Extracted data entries
§ §
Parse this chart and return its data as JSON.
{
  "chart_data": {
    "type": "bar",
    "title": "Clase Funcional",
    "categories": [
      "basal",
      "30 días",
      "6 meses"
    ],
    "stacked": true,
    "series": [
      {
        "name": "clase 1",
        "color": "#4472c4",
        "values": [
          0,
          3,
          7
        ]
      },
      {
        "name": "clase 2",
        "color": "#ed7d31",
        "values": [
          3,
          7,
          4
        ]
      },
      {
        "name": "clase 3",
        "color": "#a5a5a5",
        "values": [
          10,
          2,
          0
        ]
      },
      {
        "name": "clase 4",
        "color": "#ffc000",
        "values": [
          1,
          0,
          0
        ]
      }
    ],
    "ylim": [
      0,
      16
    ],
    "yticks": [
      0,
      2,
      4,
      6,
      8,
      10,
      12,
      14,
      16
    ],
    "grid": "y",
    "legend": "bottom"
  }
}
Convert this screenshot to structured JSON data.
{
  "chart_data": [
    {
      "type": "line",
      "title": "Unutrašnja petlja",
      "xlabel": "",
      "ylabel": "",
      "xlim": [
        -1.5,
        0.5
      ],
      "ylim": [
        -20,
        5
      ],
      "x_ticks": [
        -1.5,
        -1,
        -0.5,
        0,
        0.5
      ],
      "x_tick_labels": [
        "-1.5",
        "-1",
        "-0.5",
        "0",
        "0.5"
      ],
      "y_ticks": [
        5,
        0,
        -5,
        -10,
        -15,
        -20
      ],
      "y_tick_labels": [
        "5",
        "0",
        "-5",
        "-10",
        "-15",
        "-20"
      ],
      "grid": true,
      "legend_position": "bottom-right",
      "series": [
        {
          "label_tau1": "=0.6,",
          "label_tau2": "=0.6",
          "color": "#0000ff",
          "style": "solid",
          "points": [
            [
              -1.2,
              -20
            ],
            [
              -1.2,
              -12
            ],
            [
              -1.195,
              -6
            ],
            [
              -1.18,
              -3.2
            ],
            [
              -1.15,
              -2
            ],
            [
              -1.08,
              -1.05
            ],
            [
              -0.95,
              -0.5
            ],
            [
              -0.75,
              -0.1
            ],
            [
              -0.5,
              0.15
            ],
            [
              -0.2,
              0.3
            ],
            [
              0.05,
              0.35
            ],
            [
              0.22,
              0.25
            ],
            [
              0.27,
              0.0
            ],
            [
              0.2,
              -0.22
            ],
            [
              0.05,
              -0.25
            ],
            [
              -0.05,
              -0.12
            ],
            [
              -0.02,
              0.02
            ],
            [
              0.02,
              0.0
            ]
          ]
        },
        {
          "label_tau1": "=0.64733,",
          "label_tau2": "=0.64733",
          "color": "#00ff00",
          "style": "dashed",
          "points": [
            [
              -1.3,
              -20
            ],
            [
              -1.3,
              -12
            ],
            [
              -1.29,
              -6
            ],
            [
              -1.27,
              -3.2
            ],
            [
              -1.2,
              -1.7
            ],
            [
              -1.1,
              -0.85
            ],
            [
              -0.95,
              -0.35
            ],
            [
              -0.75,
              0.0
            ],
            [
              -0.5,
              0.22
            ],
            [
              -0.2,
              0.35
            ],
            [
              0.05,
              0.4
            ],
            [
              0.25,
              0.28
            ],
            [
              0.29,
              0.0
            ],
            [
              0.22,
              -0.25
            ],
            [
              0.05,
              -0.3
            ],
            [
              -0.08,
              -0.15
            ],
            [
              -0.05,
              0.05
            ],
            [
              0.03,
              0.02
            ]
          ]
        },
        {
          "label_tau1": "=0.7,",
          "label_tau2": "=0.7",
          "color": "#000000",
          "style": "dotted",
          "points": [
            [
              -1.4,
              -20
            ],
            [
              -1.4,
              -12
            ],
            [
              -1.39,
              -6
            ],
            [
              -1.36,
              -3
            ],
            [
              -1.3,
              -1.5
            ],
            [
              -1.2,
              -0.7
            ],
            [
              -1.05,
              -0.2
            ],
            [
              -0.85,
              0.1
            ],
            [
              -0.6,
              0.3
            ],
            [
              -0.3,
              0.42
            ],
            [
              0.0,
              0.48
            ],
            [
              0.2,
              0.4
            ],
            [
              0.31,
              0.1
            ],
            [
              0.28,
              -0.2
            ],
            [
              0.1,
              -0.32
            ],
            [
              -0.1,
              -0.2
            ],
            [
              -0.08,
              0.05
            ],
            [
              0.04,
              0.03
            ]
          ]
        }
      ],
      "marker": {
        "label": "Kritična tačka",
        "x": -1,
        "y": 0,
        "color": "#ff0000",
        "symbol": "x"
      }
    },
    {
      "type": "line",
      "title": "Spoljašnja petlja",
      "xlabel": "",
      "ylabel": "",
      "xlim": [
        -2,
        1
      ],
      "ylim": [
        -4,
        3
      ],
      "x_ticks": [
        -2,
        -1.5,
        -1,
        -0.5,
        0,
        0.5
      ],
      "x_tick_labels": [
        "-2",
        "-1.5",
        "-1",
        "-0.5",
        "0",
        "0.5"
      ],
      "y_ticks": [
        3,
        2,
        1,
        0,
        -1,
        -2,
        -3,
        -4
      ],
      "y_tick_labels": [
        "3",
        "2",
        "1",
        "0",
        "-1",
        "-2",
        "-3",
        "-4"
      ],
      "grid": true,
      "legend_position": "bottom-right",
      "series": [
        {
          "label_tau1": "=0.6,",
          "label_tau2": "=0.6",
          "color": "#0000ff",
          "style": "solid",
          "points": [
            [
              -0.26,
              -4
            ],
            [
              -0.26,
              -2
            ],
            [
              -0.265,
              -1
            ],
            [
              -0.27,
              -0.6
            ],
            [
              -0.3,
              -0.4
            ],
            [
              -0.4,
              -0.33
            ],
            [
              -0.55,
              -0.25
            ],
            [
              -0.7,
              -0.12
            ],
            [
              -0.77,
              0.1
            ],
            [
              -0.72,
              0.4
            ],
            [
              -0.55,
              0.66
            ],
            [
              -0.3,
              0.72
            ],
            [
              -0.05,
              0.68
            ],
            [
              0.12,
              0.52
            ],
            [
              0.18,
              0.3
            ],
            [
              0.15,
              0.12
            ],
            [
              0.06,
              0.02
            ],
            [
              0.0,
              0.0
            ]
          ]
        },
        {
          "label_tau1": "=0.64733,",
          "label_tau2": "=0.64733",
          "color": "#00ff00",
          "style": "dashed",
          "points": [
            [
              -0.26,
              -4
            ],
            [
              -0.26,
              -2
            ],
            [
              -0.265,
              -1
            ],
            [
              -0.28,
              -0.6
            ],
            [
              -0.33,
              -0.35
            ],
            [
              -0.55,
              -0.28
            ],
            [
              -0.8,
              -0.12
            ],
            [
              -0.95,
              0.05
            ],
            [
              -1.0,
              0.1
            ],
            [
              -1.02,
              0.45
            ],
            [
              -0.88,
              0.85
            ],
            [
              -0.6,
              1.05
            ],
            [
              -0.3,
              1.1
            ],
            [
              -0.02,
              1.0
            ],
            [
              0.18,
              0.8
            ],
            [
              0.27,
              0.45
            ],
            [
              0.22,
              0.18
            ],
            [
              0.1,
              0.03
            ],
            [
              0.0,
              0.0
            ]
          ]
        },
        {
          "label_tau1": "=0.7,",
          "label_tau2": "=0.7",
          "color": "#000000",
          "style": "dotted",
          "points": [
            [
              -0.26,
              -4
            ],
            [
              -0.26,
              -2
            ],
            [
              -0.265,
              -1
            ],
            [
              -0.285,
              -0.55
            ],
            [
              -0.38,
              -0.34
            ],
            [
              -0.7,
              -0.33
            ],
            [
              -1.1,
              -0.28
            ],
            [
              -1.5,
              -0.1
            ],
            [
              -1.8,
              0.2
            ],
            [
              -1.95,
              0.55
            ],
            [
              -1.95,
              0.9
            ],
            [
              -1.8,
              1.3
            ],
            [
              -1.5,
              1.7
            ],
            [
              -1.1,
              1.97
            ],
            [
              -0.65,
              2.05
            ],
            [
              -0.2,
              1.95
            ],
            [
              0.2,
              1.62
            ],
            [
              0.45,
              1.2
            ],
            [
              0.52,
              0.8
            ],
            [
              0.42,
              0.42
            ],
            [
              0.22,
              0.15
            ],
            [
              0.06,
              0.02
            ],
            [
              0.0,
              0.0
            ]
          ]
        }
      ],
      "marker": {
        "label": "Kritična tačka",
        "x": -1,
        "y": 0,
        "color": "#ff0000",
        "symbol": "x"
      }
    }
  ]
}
§ §
Report how many lines in the data include the word "this", and give nothing but the count.

2